● The exercise
Report every line in the listing below where the string "Ramos" shows up.

● Input material
===============
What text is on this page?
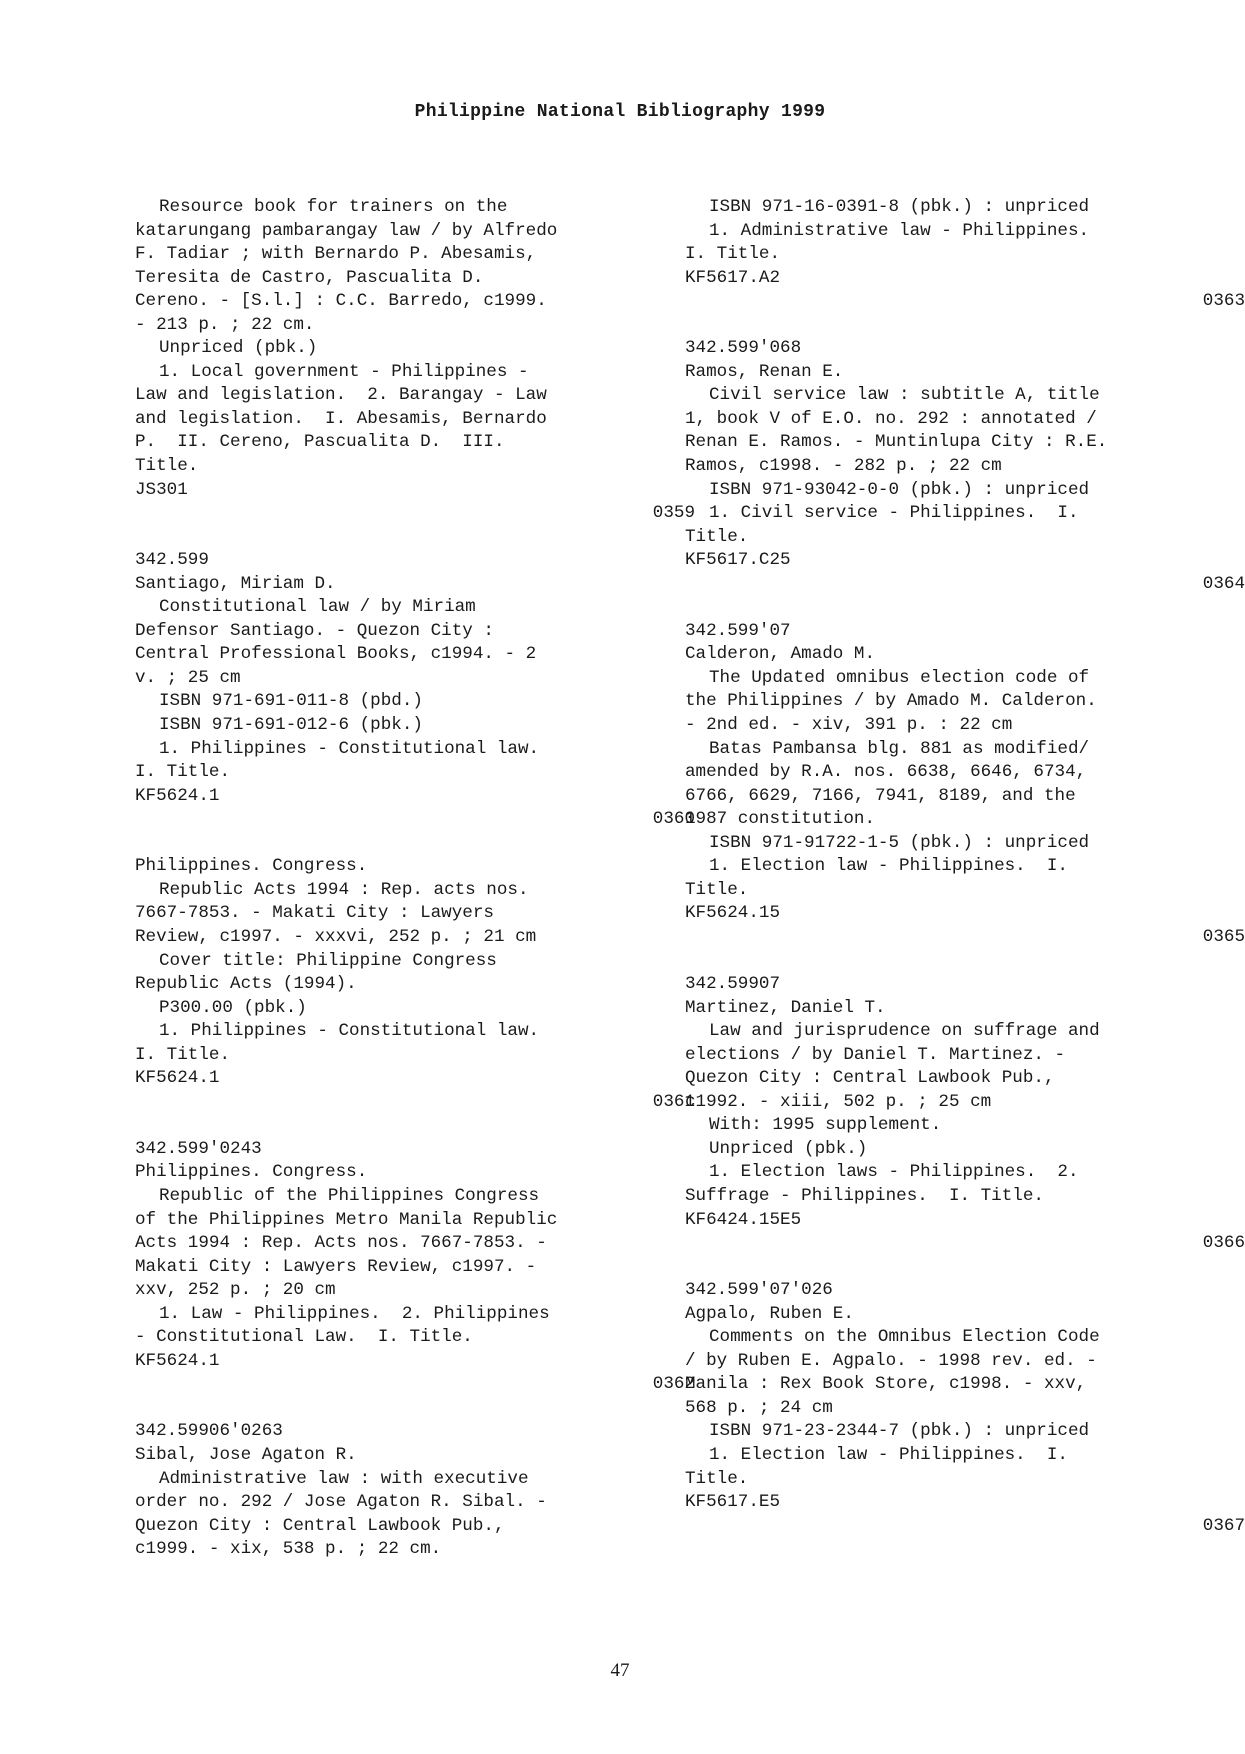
Philippine National Bibliography 1999
Resource book for trainers on the
katarungang pambarangay law / by Alfredo
F. Tadiar ; with Bernardo P. Abesamis,
Teresita de Castro, Pascualita D.
Cereno. - [S.l.] : C.C. Barredo, c1999.
- 213 p. ; 22 cm.
Unpriced (pbk.)
1. Local government - Philippines -
Law and legislation.  2. Barangay - Law
and legislation.  I. Abesamis, Bernardo
P.  II. Cereno, Pascualita D.  III.
Title.
JS301
0359
342.599
Santiago, Miriam D.
Constitutional law / by Miriam
Defensor Santiago. - Quezon City :
Central Professional Books, c1994. - 2
v. ; 25 cm
ISBN 971-691-011-8 (pbd.)
ISBN 971-691-012-6 (pbk.)
1. Philippines - Constitutional law.
I. Title.
KF5624.1
0360
Philippines. Congress.
Republic Acts 1994 : Rep. acts nos.
7667-7853. - Makati City : Lawyers
Review, c1997. - xxxvi, 252 p. ; 21 cm
Cover title: Philippine Congress
Republic Acts (1994).
P300.00 (pbk.)
1. Philippines - Constitutional law.
I. Title.
KF5624.1
0361
342.599'0243
Philippines. Congress.
Republic of the Philippines Congress
of the Philippines Metro Manila Republic
Acts 1994 : Rep. Acts nos. 7667-7853. -
Makati City : Lawyers Review, c1997. -
xxv, 252 p. ; 20 cm
1. Law - Philippines.  2. Philippines
- Constitutional Law.  I. Title.
KF5624.1
0362
342.59906'0263
Sibal, Jose Agaton R.
Administrative law : with executive
order no. 292 / Jose Agaton R. Sibal. -
Quezon City : Central Lawbook Pub.,
c1999. - xix, 538 p. ; 22 cm.
ISBN 971-16-0391-8 (pbk.) : unpriced
1. Administrative law - Philippines.
I. Title.
KF5617.A2
0363
342.599'068
Ramos, Renan E.
Civil service law : subtitle A, title
1, book V of E.O. no. 292 : annotated /
Renan E. Ramos. - Muntinlupa City : R.E.
Ramos, c1998. - 282 p. ; 22 cm
ISBN 971-93042-0-0 (pbk.) : unpriced
1. Civil service - Philippines.  I.
Title.
KF5617.C25
0364
342.599'07
Calderon, Amado M.
The Updated omnibus election code of
the Philippines / by Amado M. Calderon.
- 2nd ed. - xiv, 391 p. : 22 cm
Batas Pambansa blg. 881 as modified/
amended by R.A. nos. 6638, 6646, 6734,
6766, 6629, 7166, 7941, 8189, and the
1987 constitution.
ISBN 971-91722-1-5 (pbk.) : unpriced
1. Election law - Philippines.  I.
Title.
KF5624.15
0365
342.59907
Martinez, Daniel T.
Law and jurisprudence on suffrage and
elections / by Daniel T. Martinez. -
Quezon City : Central Lawbook Pub.,
c1992. - xiii, 502 p. ; 25 cm
With: 1995 supplement.
Unpriced (pbk.)
1. Election laws - Philippines.  2.
Suffrage - Philippines.  I. Title.
KF6424.15E5
0366
342.599'07'026
Agpalo, Ruben E.
Comments on the Omnibus Election Code
/ by Ruben E. Agpalo. - 1998 rev. ed. -
Manila : Rex Book Store, c1998. - xxv,
568 p. ; 24 cm
ISBN 971-23-2344-7 (pbk.) : unpriced
1. Election law - Philippines.  I.
Title.
KF5617.E5
0367
47
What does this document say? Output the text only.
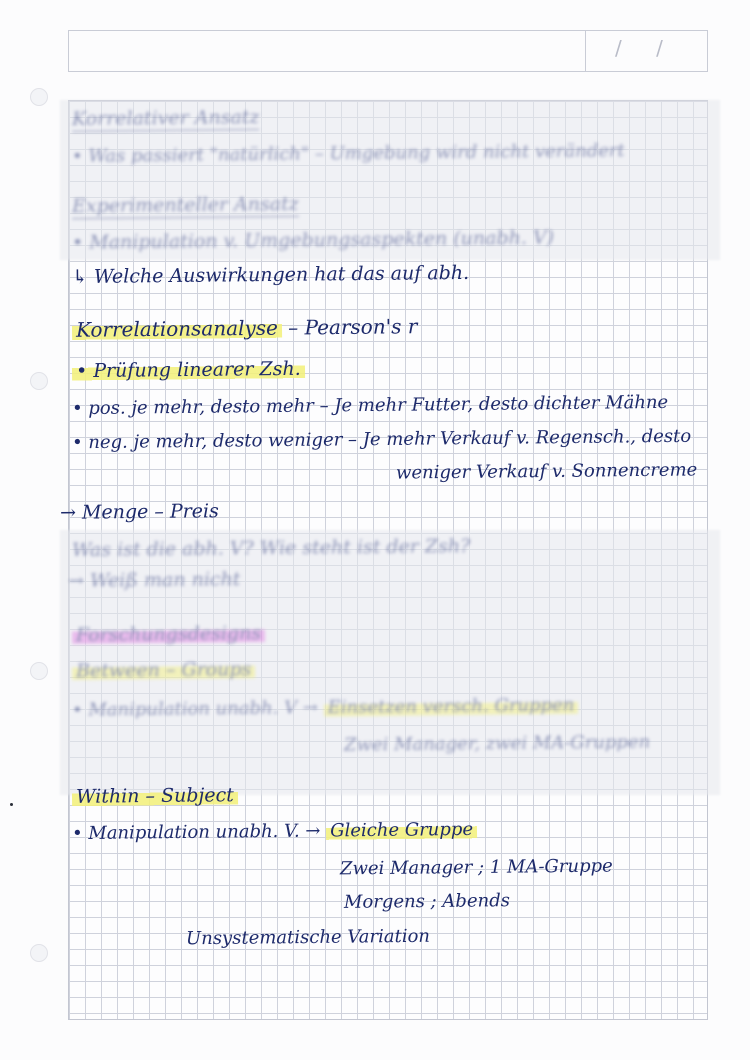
/ /
Korrelativer Ansatz
• Was passiert "natürlich" – Umgebung wird nicht verändert
Experimenteller Ansatz
• Manipulation v. Umgebungsaspekten (unabh. V)
↳ Welche Auswirkungen hat das auf abh.
Korrelationsanalyse – Pearson's r
• Prüfung linearer Zsh.
• pos. je mehr, desto mehr – Je mehr Futter, desto dichter Mähne
• neg. je mehr, desto weniger – Je mehr Verkauf v. Regensch., desto
weniger Verkauf v. Sonnencreme
→ Menge – Preis
Was ist die abh. V? Wie steht ist der Zsh?
→ Weiß man nicht
Forschungsdesigns
Between – Groups
• Manipulation unabh. V → Einsetzen versch. Gruppen
Zwei Manager, zwei MA-Gruppen
Within – Subject
• Manipulation unabh. V. → Gleiche Gruppe
Zwei Manager ; 1 MA-Gruppe
Morgens ; Abends
Unsystematische Variation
===============
● Written solution
Ramos, Renan E.
Renan E. Ramos. - Muntinlupa City : R.E.
Ramos, c1998. - 282 p. ; 22 cm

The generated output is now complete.